[start Data records]

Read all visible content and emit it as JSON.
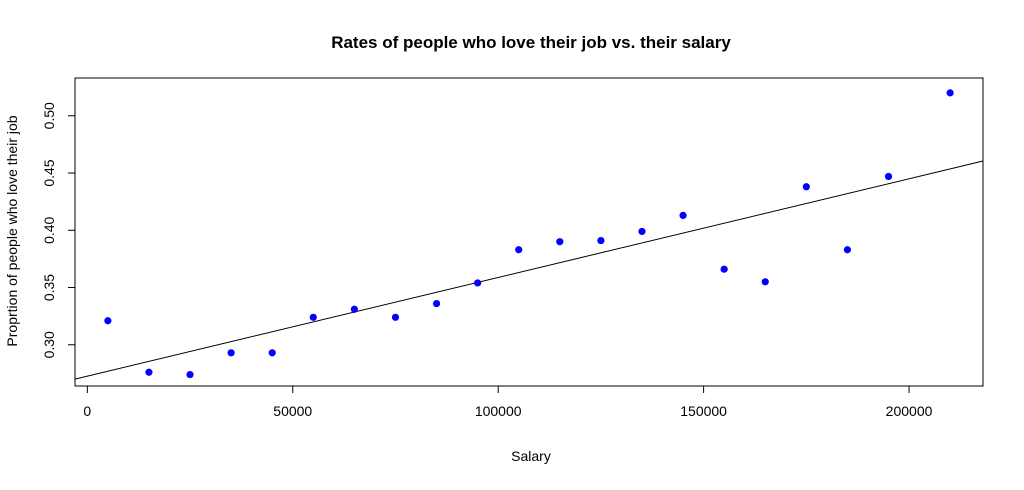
{
  "chart_data": {
    "type": "scatter",
    "title": "Rates of people who love their job vs. their salary",
    "xlabel": "Salary",
    "ylabel": "Proprtion of people who love their job",
    "xlim": [
      -3000,
      218000
    ],
    "ylim": [
      0.264,
      0.533
    ],
    "x_ticks": [
      0,
      50000,
      100000,
      150000,
      200000
    ],
    "x_tick_labels": [
      "0",
      "50000",
      "100000",
      "150000",
      "200000"
    ],
    "y_ticks": [
      0.3,
      0.35,
      0.4,
      0.45,
      0.5
    ],
    "y_tick_labels": [
      "0.30",
      "0.35",
      "0.40",
      "0.45",
      "0.50"
    ],
    "grid": false,
    "series": [
      {
        "x": [
          5000,
          15000,
          25000,
          35000,
          45000,
          55000,
          65000,
          75000,
          85000,
          95000,
          105000,
          115000,
          125000,
          135000,
          145000,
          155000,
          165000,
          175000,
          185000,
          195000,
          210000
        ],
        "y": [
          0.321,
          0.276,
          0.274,
          0.293,
          0.293,
          0.324,
          0.331,
          0.324,
          0.336,
          0.354,
          0.383,
          0.39,
          0.391,
          0.399,
          0.413,
          0.366,
          0.355,
          0.438,
          0.383,
          0.447,
          0.52
        ],
        "color": "#0000ff"
      }
    ],
    "fit_line": {
      "type": "linear",
      "color": "#000000",
      "points": [
        [
          -3000,
          0.27
        ],
        [
          218000,
          0.4605
        ]
      ]
    }
  }
}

[end Data records]

Find all the lines containing "their" in the material, then copy them.

Reply:
    "title": "Rates of people who love their job vs. their salary",
    "ylabel": "Proprtion of people who love their job",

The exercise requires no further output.